Input rows >>
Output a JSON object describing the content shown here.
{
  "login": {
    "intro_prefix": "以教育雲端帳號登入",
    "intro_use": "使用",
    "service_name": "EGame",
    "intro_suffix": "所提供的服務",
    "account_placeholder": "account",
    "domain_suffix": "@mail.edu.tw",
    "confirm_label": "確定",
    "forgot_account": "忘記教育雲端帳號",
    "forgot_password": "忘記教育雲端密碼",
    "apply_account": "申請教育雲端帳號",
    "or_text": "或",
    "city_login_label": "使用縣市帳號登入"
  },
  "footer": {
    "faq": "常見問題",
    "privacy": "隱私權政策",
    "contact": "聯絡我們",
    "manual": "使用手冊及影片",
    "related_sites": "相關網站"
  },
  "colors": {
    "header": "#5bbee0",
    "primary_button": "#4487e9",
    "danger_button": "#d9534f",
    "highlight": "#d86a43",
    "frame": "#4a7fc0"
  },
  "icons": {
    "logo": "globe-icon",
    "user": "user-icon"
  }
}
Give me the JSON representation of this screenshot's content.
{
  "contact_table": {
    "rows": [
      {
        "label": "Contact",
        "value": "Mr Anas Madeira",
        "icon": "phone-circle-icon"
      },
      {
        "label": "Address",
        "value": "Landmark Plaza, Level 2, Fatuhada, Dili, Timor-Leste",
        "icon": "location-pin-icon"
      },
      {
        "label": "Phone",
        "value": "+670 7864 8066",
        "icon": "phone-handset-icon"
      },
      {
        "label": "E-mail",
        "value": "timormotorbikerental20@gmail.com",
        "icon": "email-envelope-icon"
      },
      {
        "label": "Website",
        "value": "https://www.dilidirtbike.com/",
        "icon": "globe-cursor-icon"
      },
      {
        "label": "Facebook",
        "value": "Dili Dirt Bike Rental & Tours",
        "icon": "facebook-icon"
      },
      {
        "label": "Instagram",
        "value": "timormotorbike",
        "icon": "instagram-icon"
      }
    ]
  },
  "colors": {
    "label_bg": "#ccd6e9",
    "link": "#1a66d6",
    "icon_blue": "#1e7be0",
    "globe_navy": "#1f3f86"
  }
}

Your instructions >> Note each line of the entries that has "content" in it, and copy those lines.

Solution >>
Output a JSON object describing the content shown here.
Give me the JSON representation of this screenshot's content.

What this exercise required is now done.